» **Exercise goal**:
Can you print every record below exactly as written?

» **Stored data**:
--------

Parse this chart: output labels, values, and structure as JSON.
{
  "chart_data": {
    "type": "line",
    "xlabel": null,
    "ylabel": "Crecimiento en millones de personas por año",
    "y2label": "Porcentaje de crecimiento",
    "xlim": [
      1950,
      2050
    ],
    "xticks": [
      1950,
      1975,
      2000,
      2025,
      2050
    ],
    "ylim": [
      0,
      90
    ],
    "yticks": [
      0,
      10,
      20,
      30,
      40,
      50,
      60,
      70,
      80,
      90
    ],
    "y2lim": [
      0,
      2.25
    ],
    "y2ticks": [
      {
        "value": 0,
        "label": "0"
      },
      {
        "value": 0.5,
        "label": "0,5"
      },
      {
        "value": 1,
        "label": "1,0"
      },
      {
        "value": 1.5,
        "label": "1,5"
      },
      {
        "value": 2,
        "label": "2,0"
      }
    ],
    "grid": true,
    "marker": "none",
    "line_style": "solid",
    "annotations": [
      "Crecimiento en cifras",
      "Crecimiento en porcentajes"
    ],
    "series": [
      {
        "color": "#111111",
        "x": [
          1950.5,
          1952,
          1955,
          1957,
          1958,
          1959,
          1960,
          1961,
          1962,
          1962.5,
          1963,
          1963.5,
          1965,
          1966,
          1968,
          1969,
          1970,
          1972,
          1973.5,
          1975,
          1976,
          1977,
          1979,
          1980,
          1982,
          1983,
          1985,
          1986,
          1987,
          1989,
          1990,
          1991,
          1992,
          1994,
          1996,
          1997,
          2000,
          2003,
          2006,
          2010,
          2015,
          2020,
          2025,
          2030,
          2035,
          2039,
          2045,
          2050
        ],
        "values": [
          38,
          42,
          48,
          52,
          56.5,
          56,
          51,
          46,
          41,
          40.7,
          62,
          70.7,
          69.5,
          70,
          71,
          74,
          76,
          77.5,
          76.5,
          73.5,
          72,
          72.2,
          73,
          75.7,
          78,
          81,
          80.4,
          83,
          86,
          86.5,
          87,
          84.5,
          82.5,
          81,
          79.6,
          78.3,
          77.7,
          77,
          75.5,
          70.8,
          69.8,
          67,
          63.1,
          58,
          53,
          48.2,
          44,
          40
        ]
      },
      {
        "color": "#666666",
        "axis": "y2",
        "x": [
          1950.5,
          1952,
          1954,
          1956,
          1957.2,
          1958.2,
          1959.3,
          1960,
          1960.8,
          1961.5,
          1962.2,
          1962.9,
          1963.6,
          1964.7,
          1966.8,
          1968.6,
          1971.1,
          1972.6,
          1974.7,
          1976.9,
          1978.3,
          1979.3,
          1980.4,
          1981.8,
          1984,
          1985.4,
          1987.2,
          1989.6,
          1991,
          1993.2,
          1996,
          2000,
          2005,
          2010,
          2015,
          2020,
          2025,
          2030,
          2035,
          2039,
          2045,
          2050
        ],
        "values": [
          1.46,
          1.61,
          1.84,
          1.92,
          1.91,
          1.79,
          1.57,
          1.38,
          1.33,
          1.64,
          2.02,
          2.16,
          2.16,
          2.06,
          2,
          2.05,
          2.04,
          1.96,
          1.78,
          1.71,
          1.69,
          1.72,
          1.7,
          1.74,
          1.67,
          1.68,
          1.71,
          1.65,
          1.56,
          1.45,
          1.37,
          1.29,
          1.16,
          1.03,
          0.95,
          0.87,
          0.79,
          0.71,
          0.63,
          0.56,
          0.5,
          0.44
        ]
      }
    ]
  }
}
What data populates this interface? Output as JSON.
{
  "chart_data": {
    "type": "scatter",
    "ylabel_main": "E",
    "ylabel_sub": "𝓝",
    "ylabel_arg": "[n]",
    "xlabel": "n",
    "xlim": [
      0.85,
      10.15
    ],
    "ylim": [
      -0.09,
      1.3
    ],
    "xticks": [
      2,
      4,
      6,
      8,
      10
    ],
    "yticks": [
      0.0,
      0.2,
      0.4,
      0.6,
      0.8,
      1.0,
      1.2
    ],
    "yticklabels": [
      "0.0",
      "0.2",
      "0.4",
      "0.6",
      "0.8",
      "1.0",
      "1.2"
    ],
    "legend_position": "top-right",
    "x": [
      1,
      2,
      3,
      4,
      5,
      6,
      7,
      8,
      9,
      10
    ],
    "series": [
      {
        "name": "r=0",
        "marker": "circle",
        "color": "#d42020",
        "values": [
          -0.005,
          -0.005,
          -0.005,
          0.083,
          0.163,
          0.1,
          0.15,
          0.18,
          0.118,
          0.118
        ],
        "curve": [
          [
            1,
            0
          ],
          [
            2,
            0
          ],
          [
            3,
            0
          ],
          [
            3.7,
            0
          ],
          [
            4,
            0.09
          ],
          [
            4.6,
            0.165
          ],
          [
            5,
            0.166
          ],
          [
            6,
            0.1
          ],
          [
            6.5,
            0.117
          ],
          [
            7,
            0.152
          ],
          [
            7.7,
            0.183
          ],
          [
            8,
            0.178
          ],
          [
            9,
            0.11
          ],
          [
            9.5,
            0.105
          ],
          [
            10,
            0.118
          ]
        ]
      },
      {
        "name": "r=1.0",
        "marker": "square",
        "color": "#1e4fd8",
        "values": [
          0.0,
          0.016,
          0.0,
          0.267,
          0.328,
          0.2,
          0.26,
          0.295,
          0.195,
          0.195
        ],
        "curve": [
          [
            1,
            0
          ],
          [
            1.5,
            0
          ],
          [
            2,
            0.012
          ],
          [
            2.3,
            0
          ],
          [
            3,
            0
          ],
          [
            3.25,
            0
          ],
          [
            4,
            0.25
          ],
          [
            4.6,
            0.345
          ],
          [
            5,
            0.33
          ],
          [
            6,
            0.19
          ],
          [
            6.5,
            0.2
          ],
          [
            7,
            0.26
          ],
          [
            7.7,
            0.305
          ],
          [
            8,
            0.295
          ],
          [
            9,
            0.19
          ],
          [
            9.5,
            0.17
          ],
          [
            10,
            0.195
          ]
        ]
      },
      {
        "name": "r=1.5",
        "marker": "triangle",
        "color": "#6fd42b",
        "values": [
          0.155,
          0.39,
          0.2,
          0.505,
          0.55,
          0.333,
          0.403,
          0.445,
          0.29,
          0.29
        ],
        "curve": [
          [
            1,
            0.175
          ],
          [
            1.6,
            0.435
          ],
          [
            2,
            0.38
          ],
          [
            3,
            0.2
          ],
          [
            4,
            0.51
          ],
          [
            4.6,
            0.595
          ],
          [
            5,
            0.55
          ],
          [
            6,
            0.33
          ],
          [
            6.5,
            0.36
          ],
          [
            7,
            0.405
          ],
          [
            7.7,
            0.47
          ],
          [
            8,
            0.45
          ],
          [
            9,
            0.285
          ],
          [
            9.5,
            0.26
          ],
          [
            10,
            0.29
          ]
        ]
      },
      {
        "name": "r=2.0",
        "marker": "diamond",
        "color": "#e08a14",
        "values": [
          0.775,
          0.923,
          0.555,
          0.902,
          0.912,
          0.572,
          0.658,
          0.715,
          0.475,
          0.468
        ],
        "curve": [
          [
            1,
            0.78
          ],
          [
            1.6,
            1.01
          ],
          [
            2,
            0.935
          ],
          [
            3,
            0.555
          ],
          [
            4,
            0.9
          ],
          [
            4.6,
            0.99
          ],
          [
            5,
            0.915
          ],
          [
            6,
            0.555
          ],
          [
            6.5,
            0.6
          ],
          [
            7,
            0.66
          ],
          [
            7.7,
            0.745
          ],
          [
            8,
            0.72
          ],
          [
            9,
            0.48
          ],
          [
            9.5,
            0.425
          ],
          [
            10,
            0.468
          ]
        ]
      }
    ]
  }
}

--------

» **Written response**:
Parse this chart: output labels, values, and structure as JSON.
{
  "chart_data": {
    "type": "line",
    "xlabel": null,
    "ylabel": "Crecimiento en millones de personas por año",
    "y2label": "Porcentaje de crecimiento",
    "xlim": [
      1950,
      2050
    ],
    "xticks": [
      1950,
      1975,
      2000,
      2025,
      2050
    ],
    "ylim": [
      0,
      90
    ],
    "yticks": [
      0,
      10,
      20,
      30,
      40,
      50,
      60,
      70,
      80,
      90
    ],
    "y2lim": [
      0,
      2.25
    ],
    "y2ticks": [
      {
        "value": 0,
        "label": "0"
      },
      {
        "value": 0.5,
        "label": "0,5"
      },
      {
        "value": 1,
        "label": "1,0"
      },
      {
        "value": 1.5,
        "label": "1,5"
      },
      {
        "value": 2,
        "label": "2,0"
      }
    ],
    "grid": true,
    "marker": "none",
    "line_style": "solid",
    "annotations": [
      "Crecimiento en cifras",
      "Crecimiento en porcentajes"
    ],
    "series": [
      {
        "color": "#111111",
        "x": [
          1950.5,
          1952,
          1955,
          1957,
          1958,
          1959,
          1960,
          1961,
          1962,
          1962.5,
          1963,
          1963.5,
          1965,
          1966,
          1968,
          1969,
          1970,
          1972,
          1973.5,
          1975,
          1976,
          1977,
          1979,
          1980,
          1982,
          1983,
          1985,
          1986,
          1987,
          1989,
          1990,
          1991,
          1992,
          1994,
          1996,
          1997,
          2000,
          2003,
          2006,
          2010,
          2015,
          2020,
          2025,
          2030,
          2035,
          2039,
          2045,
          2050
        ],
        "values": [
          38,
          42,
          48,
          52,
          56.5,
          56,
          51,
          46,
          41,
          40.7,
          62,
          70.7,
          69.5,
          70,
          71,
          74,
          76,
          77.5,
          76.5,
          73.5,
          72,
          72.2,
          73,
          75.7,
          78,
          81,
          80.4,
          83,
          86,
          86.5,
          87,
          84.5,
          82.5,
          81,
          79.6,
          78.3,
          77.7,
          77,
          75.5,
          70.8,
          69.8,
          67,
          63.1,
          58,
          53,
          48.2,
          44,
          40
        ]
      },
      {
        "color": "#666666",
        "axis": "y2",
        "x": [
          1950.5,
          1952,
          1954,
          1956,
          1957.2,
          1958.2,
          1959.3,
          1960,
          1960.8,
          1961.5,
          1962.2,
          1962.9,
          1963.6,
          1964.7,
          1966.8,
          1968.6,
          1971.1,
          1972.6,
          1974.7,
          1976.9,
          1978.3,
          1979.3,
          1980.4,
          1981.8,
          1984,
          1985.4,
          1987.2,
          1989.6,
          1991,
          1993.2,
          1996,
          2000,
          2005,
          2010,
          2015,
          2020,
          2025,
          2030,
          2035,
          2039,
          2045,
          2050
        ],
        "values": [
          1.46,
          1.61,
          1.84,
          1.92,
          1.91,
          1.79,
          1.57,
          1.38,
          1.33,
          1.64,
          2.02,
          2.16,
          2.16,
          2.06,
          2,
          2.05,
          2.04,
          1.96,
          1.78,
          1.71,
          1.69,
          1.72,
          1.7,
          1.74,
          1.67,
          1.68,
          1.71,
          1.65,
          1.56,
          1.45,
          1.37,
          1.29,
          1.16,
          1.03,
          0.95,
          0.87,
          0.79,
          0.71,
          0.63,
          0.56,
          0.5,
          0.44
        ]
      }
    ]
  }
}
What data populates this interface? Output as JSON.
{
  "chart_data": {
    "type": "scatter",
    "ylabel_main": "E",
    "ylabel_sub": "𝓝",
    "ylabel_arg": "[n]",
    "xlabel": "n",
    "xlim": [
      0.85,
      10.15
    ],
    "ylim": [
      -0.09,
      1.3
    ],
    "xticks": [
      2,
      4,
      6,
      8,
      10
    ],
    "yticks": [
      0.0,
      0.2,
      0.4,
      0.6,
      0.8,
      1.0,
      1.2
    ],
    "yticklabels": [
      "0.0",
      "0.2",
      "0.4",
      "0.6",
      "0.8",
      "1.0",
      "1.2"
    ],
    "legend_position": "top-right",
    "x": [
      1,
      2,
      3,
      4,
      5,
      6,
      7,
      8,
      9,
      10
    ],
    "series": [
      {
        "name": "r=0",
        "marker": "circle",
        "color": "#d42020",
        "values": [
          -0.005,
          -0.005,
          -0.005,
          0.083,
          0.163,
          0.1,
          0.15,
          0.18,
          0.118,
          0.118
        ],
        "curve": [
          [
            1,
            0
          ],
          [
            2,
            0
          ],
          [
            3,
            0
          ],
          [
            3.7,
            0
          ],
          [
            4,
            0.09
          ],
          [
            4.6,
            0.165
          ],
          [
            5,
            0.166
          ],
          [
            6,
            0.1
          ],
          [
            6.5,
            0.117
          ],
          [
            7,
            0.152
          ],
          [
            7.7,
            0.183
          ],
          [
            8,
            0.178
          ],
          [
            9,
            0.11
          ],
          [
            9.5,
            0.105
          ],
          [
            10,
            0.118
          ]
        ]
      },
      {
        "name": "r=1.0",
        "marker": "square",
        "color": "#1e4fd8",
        "values": [
          0.0,
          0.016,
          0.0,
          0.267,
          0.328,
          0.2,
          0.26,
          0.295,
          0.195,
          0.195
        ],
        "curve": [
          [
            1,
            0
          ],
          [
            1.5,
            0
          ],
          [
            2,
            0.012
          ],
          [
            2.3,
            0
          ],
          [
            3,
            0
          ],
          [
            3.25,
            0
          ],
          [
            4,
            0.25
          ],
          [
            4.6,
            0.345
          ],
          [
            5,
            0.33
          ],
          [
            6,
            0.19
          ],
          [
            6.5,
            0.2
          ],
          [
            7,
            0.26
          ],
          [
            7.7,
            0.305
          ],
          [
            8,
            0.295
          ],
          [
            9,
            0.19
          ],
          [
            9.5,
            0.17
          ],
          [
            10,
            0.195
          ]
        ]
      },
      {
        "name": "r=1.5",
        "marker": "triangle",
        "color": "#6fd42b",
        "values": [
          0.155,
          0.39,
          0.2,
          0.505,
          0.55,
          0.333,
          0.403,
          0.445,
          0.29,
          0.29
        ],
        "curve": [
          [
            1,
            0.175
          ],
          [
            1.6,
            0.435
          ],
          [
            2,
            0.38
          ],
          [
            3,
            0.2
          ],
          [
            4,
            0.51
          ],
          [
            4.6,
            0.595
          ],
          [
            5,
            0.55
          ],
          [
            6,
            0.33
          ],
          [
            6.5,
            0.36
          ],
          [
            7,
            0.405
          ],
          [
            7.7,
            0.47
          ],
          [
            8,
            0.45
          ],
          [
            9,
            0.285
          ],
          [
            9.5,
            0.26
          ],
          [
            10,
            0.29
          ]
        ]
      },
      {
        "name": "r=2.0",
        "marker": "diamond",
        "color": "#e08a14",
        "values": [
          0.775,
          0.923,
          0.555,
          0.902,
          0.912,
          0.572,
          0.658,
          0.715,
          0.475,
          0.468
        ],
        "curve": [
          [
            1,
            0.78
          ],
          [
            1.6,
            1.01
          ],
          [
            2,
            0.935
          ],
          [
            3,
            0.555
          ],
          [
            4,
            0.9
          ],
          [
            4.6,
            0.99
          ],
          [
            5,
            0.915
          ],
          [
            6,
            0.555
          ],
          [
            6.5,
            0.6
          ],
          [
            7,
            0.66
          ],
          [
            7.7,
            0.745
          ],
          [
            8,
            0.72
          ],
          [
            9,
            0.48
          ],
          [
            9.5,
            0.425
          ],
          [
            10,
            0.468
          ]
        ]
      }
    ]
  }
}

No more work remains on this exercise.